= Stated task =
Go through the listing and set it down exactly, leaving out its pictures.

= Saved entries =
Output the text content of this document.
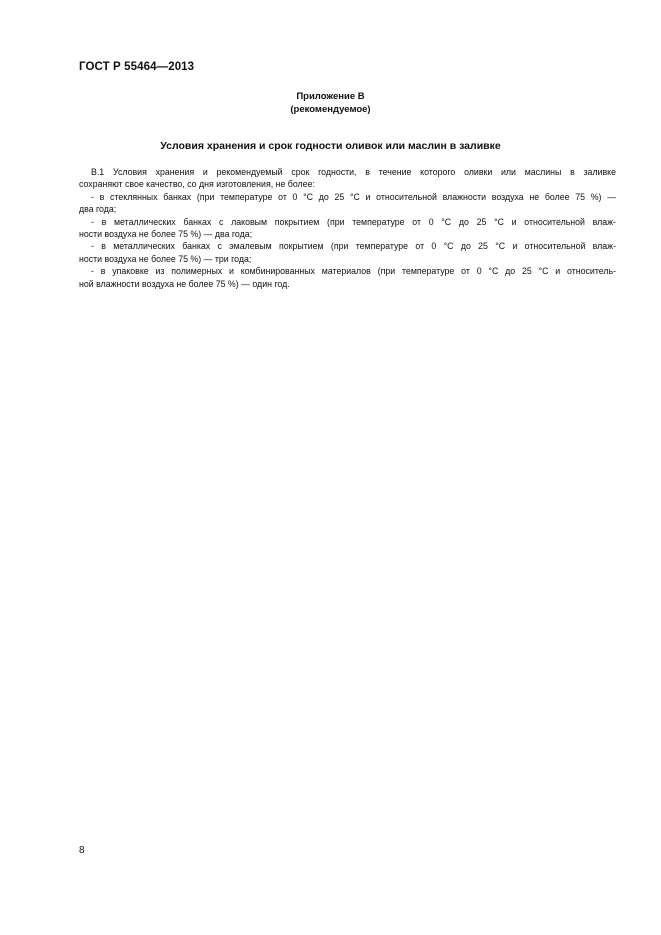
ГОСТ Р 55464—2013
Приложение В
(рекомендуемое)
Условия хранения и срок годности оливок или маслин в заливке
В.1 Условия хранения и рекомендуемый срок годности, в течение которого оливки или маслины в заливке
сохраняют свое качество, со дня изготовления, не более:
- в стеклянных банках (при температуре от 0 °С до 25 °С и относительной влажности воздуха не более 75 %) —
два года;
- в металлических банках с лаковым покрытием (при температуре от 0 °С до 25 °С и относительной влаж-
ности воздуха не более 75 %) — два года;
- в металлических банках с эмалевым покрытием (при температуре от 0 °С до 25 °С и относительной влаж-
ности воздуха не более 75 %) — три года;
- в упаковке из полимерных и комбинированных материалов (при температуре от 0 °С до 25 °С и относитель-
ной влажности воздуха не более 75 %) — один год.
8
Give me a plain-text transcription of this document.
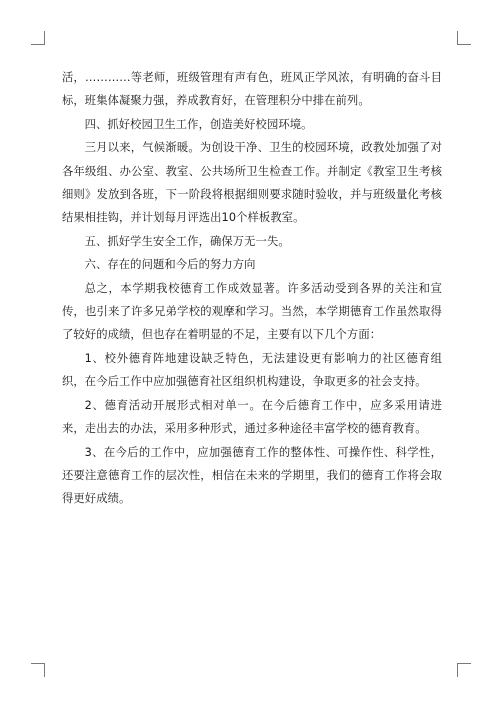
活，…………等老师，班级管理有声有色，班风正学风浓，有明确的奋斗目标，班集体凝聚力强，养成教育好，在管理积分中排在前列。

四、抓好校园卫生工作，创造美好校园环境。

三月以来，气候渐暖。为创设干净、卫生的校园环境，政教处加强了对各年级组、办公室、教室、公共场所卫生检查工作。并制定《教室卫生考核细则》发放到各班，下一阶段将根据细则要求随时验收，并与班级量化考核结果相挂钩，并计划每月评选出10个样板教室。

五、抓好学生安全工作，确保万无一失。

六、存在的问题和今后的努力方向

总之，本学期我校德育工作成效显著。许多活动受到各界的关注和宣传，也引来了许多兄弟学校的观摩和学习。当然，本学期德育工作虽然取得了较好的成绩，但也存在着明显的不足，主要有以下几个方面：

1、校外德育阵地建设缺乏特色，无法建设更有影响力的社区德育组织，在今后工作中应加强德育社区组织机构建设，争取更多的社会支持。

2、德育活动开展形式相对单一。在今后德育工作中，应多采用请进来，走出去的办法，采用多种形式，通过多种途径丰富学校的德育教育。

3、在今后的工作中，应加强德育工作的整体性、可操作性、科学性，还要注意德育工作的层次性，相信在未来的学期里，我们的德育工作将会取得更好成绩。
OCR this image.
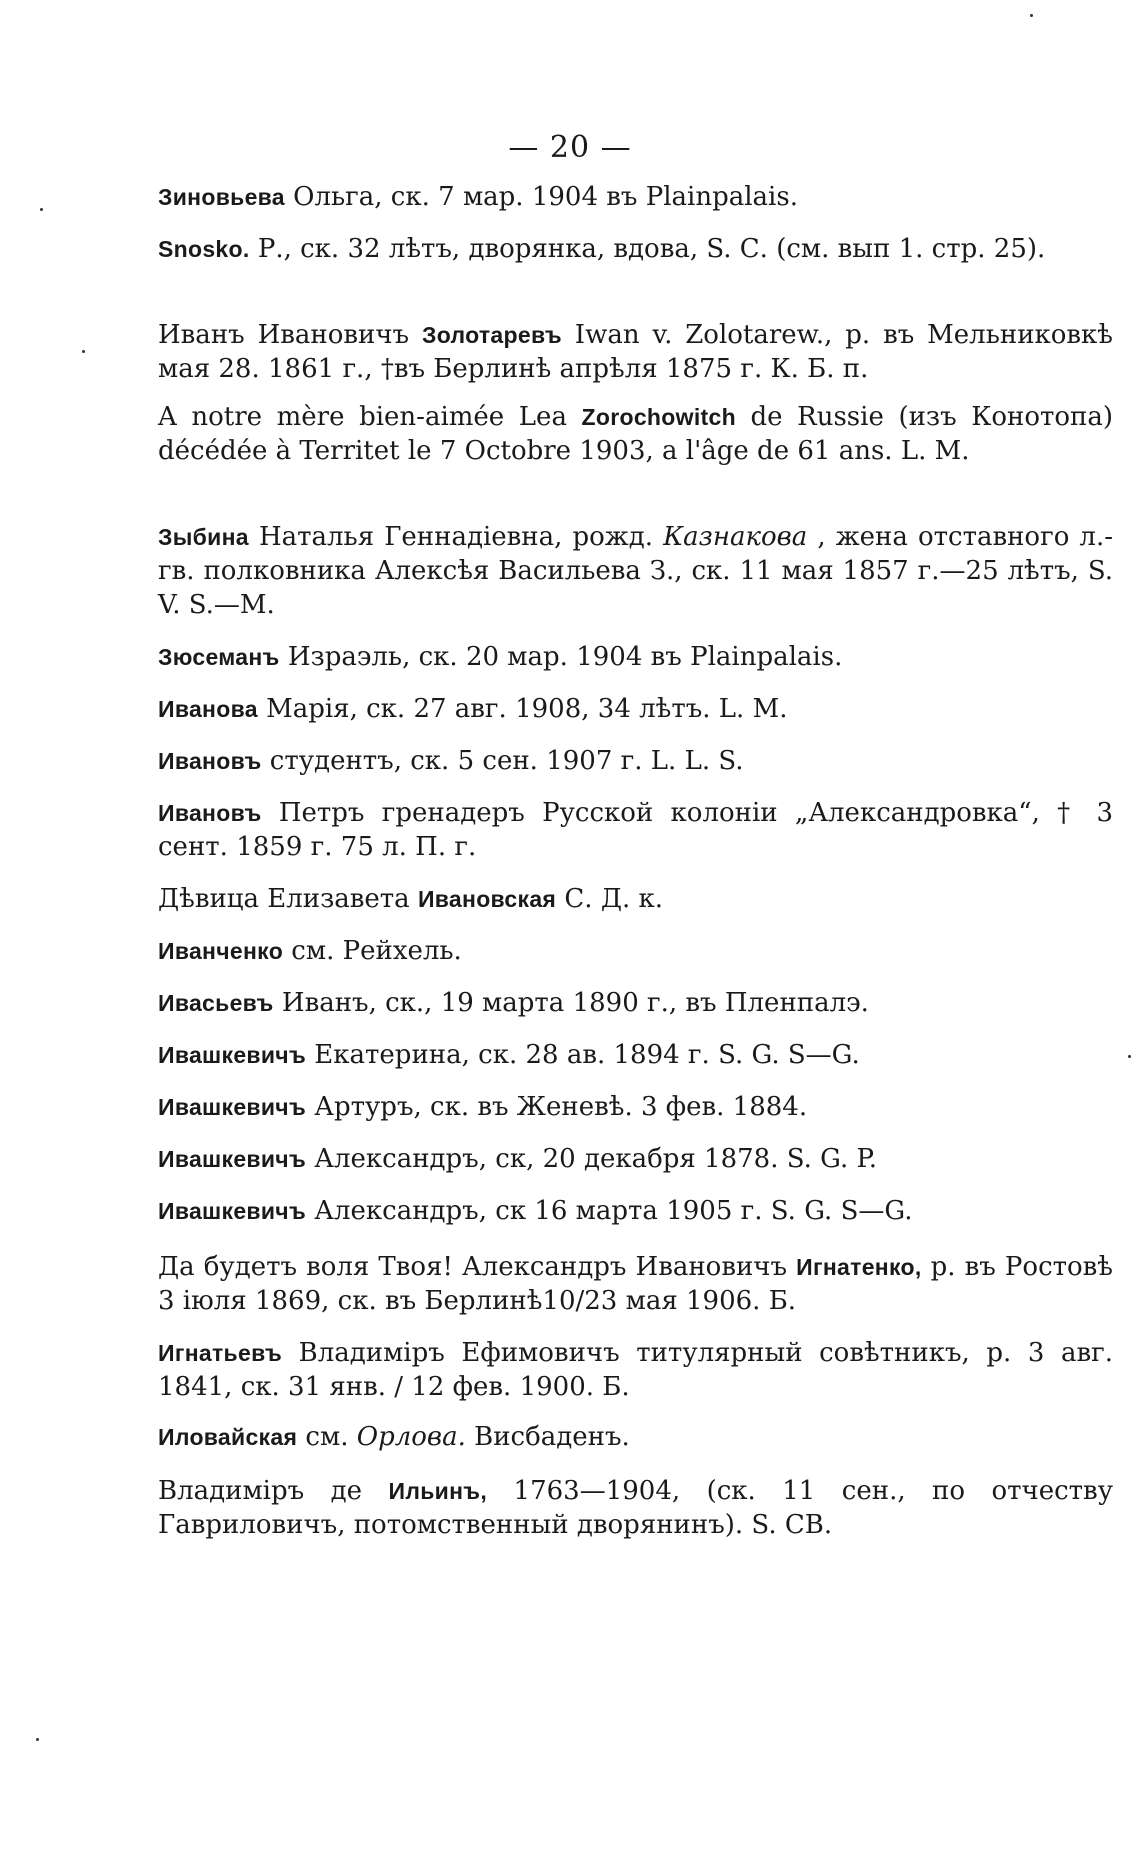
— 20 —
Зиновьева Ольга, ск. 7 мар. 1904 въ Plainpalais.
Snosko. Р., ск. 32 лѣтъ, дворянка, вдова, S. С. (см. вып 1. стр. 25).
Иванъ Ивановичъ Золотаревъ Iwan v. Zolotarew., р. въ Мельниковкѣ мая 28. 1861 г., †въ Берлинѣ апрѣля 1875 г. К. Б. п.
A notre mère bien-aimée Lea Zorochowitch de Russie (изъ Конотопа) décédée à Territet le 7 Octobre 1903, a l'âge de 61 ans. L. M.
Зыбина Наталья Геннадіевна, рожд. Казнакова , жена отставного л.-гв. полковника Алексѣя Васильева З., ск. 11 мая 1857 г.—25 лѣтъ, S. V. S.—M.
Зюсеманъ Израэль, ск. 20 мар. 1904 въ Plainpalais.
Иванова Марія, ск. 27 авг. 1908, 34 лѣтъ. L. M.
Ивановъ студентъ, ск. 5 сен. 1907 г. L. L. S.
Ивановъ Петръ гренадеръ Русской колоніи „Александровка“, † 3 сент. 1859 г. 75 л. П. г.
Дѣвица Елизавета Ивановская С. Д. к.
Иванченко см. Рейхель.
Ивасьевъ Иванъ, ск., 19 марта 1890 г., въ Пленпалэ.
Ивашкевичъ Екатерина, ск. 28 ав. 1894 г. S. G. S—G.
Ивашкевичъ Артуръ, ск. въ Женевѣ. 3 фев. 1884.
Ивашкевичъ Александръ, ск, 20 декабря 1878. S. G. P.
Ивашкевичъ Александръ, ск 16 марта 1905 г. S. G. S—G.
Да будетъ воля Твоя! Александръ Ивановичъ Игнатенко, р. въ Ростовѣ 3 іюля 1869, ск. въ Берлинѣ10/23 мая 1906. Б.
Игнатьевъ Владиміръ Ефимовичъ титулярный совѣтникъ, р. 3 авг. 1841, ск. 31 янв. / 12 фев. 1900. Б.
Иловайская см. Орлова. Висбаденъ.
Владиміръ де Ильинъ, 1763—1904, (ск. 11 сен., по отчеству Гавриловичъ, потомственный дворянинъ). S. CB.
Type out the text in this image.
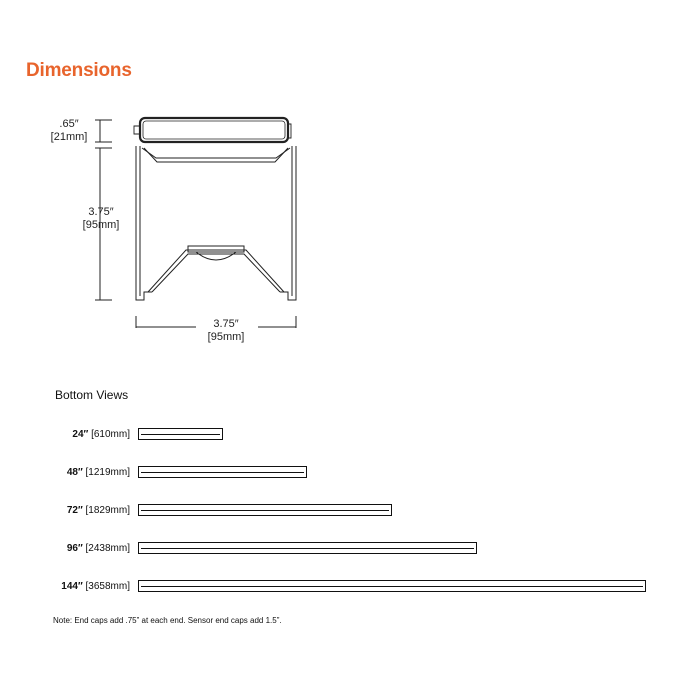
Dimensions
.65″
[21mm]
3.75″
[95mm]
3.75″
[95mm]
Bottom Views
24″ [610mm]
48″ [1219mm]
72″ [1829mm]
96″ [2438mm]
144″ [3658mm]
Note: End caps add .75” at each end. Sensor end caps add 1.5”.
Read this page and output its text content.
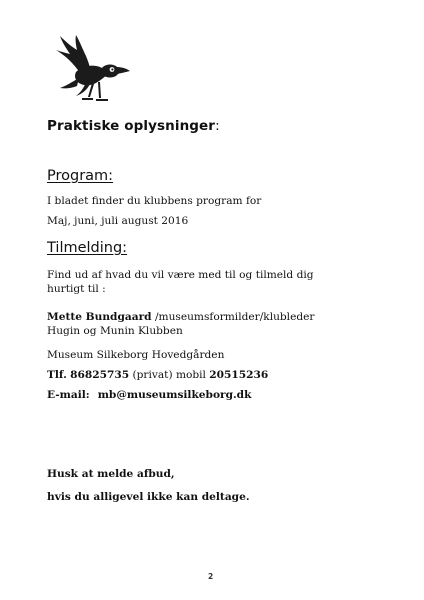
Praktiske oplysninger:
Program:
I bladet finder du klubbens program for
Maj, juni, juli august 2016
Tilmelding:
Find ud af hvad du vil være med til og tilmeld dig hurtigt til :
Mette Bundgaard /museumsformilder/klubleder Hugin og Munin Klubben
Museum Silkeborg Hovedgården
Tlf. 86825735 (privat) mobil 20515236
E-mail: mb@museumsilkeborg.dk
Husk at melde afbud,
hvis du alligevel ikke kan deltage.
2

= Response =
Output the text content of this document.
ГОСТ Р 55464—2013
Приложение В
(рекомендуемое)
Условия хранения и срок годности оливок или маслин в заливке
В.1 Условия хранения и рекомендуемый срок годности, в течение которого оливки или маслины в заливке
сохраняют свое качество, со дня изготовления, не более:
- в стеклянных банках (при температуре от 0 °С до 25 °С и относительной влажности воздуха не более 75 %) —
два года;
- в металлических банках с лаковым покрытием (при температуре от 0 °С до 25 °С и относительной влаж-
ности воздуха не более 75 %) — два года;
- в металлических банках с эмалевым покрытием (при температуре от 0 °С до 25 °С и относительной влаж-
ности воздуха не более 75 %) — три года;
- в упаковке из полимерных и комбинированных материалов (при температуре от 0 °С до 25 °С и относитель-
ной влажности воздуха не более 75 %) — один год.
8
Give me a plain-text transcription of this document.
活，…………等老师，班级管理有声有色，班风正学风浓，有明确的奋斗目标，班集体凝聚力强，养成教育好，在管理积分中排在前列。

四、抓好校园卫生工作，创造美好校园环境。

三月以来，气候渐暖。为创设干净、卫生的校园环境，政教处加强了对各年级组、办公室、教室、公共场所卫生检查工作。并制定《教室卫生考核细则》发放到各班，下一阶段将根据细则要求随时验收，并与班级量化考核结果相挂钩，并计划每月评选出10个样板教室。

五、抓好学生安全工作，确保万无一失。

六、存在的问题和今后的努力方向

总之，本学期我校德育工作成效显著。许多活动受到各界的关注和宣传，也引来了许多兄弟学校的观摩和学习。当然，本学期德育工作虽然取得了较好的成绩，但也存在着明显的不足，主要有以下几个方面：

1、校外德育阵地建设缺乏特色，无法建设更有影响力的社区德育组织，在今后工作中应加强德育社区组织机构建设，争取更多的社会支持。

2、德育活动开展形式相对单一。在今后德育工作中，应多采用请进来，走出去的办法，采用多种形式，通过多种途径丰富学校的德育教育。

3、在今后的工作中，应加强德育工作的整体性、可操作性、科学性，还要注意德育工作的层次性，相信在未来的学期里，我们的德育工作将会取得更好成绩。
OCR this image.
— 20 —
Зиновьева Ольга, ск. 7 мар. 1904 въ Plainpalais.
Snosko. Р., ск. 32 лѣтъ, дворянка, вдова, S. С. (см. вып 1. стр. 25).
Иванъ Ивановичъ Золотаревъ Iwan v. Zolotarew., р. въ Мельниковкѣ мая 28. 1861 г., †въ Берлинѣ апрѣля 1875 г. К. Б. п.
A notre mère bien-aimée Lea Zorochowitch de Russie (изъ Конотопа) décédée à Territet le 7 Octobre 1903, a l'âge de 61 ans. L. M.
Зыбина Наталья Геннадіевна, рожд. Казнакова , жена отставного л.-гв. полковника Алексѣя Васильева З., ск. 11 мая 1857 г.—25 лѣтъ, S. V. S.—M.
Зюсеманъ Израэль, ск. 20 мар. 1904 въ Plainpalais.
Иванова Марія, ск. 27 авг. 1908, 34 лѣтъ. L. M.
Ивановъ студентъ, ск. 5 сен. 1907 г. L. L. S.
Ивановъ Петръ гренадеръ Русской колоніи „Александровка“, † 3 сент. 1859 г. 75 л. П. г.
Дѣвица Елизавета Ивановская С. Д. к.
Иванченко см. Рейхель.
Ивасьевъ Иванъ, ск., 19 марта 1890 г., въ Пленпалэ.
Ивашкевичъ Екатерина, ск. 28 ав. 1894 г. S. G. S—G.
Ивашкевичъ Артуръ, ск. въ Женевѣ. 3 фев. 1884.
Ивашкевичъ Александръ, ск, 20 декабря 1878. S. G. P.
Ивашкевичъ Александръ, ск 16 марта 1905 г. S. G. S—G.
Да будетъ воля Твоя! Александръ Ивановичъ Игнатенко, р. въ Ростовѣ 3 іюля 1869, ск. въ Берлинѣ10/23 мая 1906. Б.
Игнатьевъ Владиміръ Ефимовичъ титулярный совѣтникъ, р. 3 авг. 1841, ск. 31 янв. / 12 фев. 1900. Б.
Иловайская см. Орлова. Висбаденъ.
Владиміръ де Ильинъ, 1763—1904, (ск. 11 сен., по отчеству Гавриловичъ, потомственный дворянинъ). S. CB.
Type out the text in this image.
Dimensions
.65″
[21mm]
3.75″
[95mm]
3.75″
[95mm]
Bottom Views
24″ [610mm]
48″ [1219mm]
72″ [1829mm]
96″ [2438mm]
144″ [3658mm]
Note: End caps add .75” at each end. Sensor end caps add 1.5”.
Read this page and output its text content.
Praktiske oplysninger:
Program:
I bladet finder du klubbens program for
Maj, juni, juli august 2016
Tilmelding:
Find ud af hvad du vil være med til og tilmeld dig hurtigt til :
Mette Bundgaard /museumsformilder/klubleder Hugin og Munin Klubben
Museum Silkeborg Hovedgården
Tlf. 86825735 (privat) mobil 20515236
E-mail: mb@museumsilkeborg.dk
Husk at melde afbud,
hvis du alligevel ikke kan deltage.
2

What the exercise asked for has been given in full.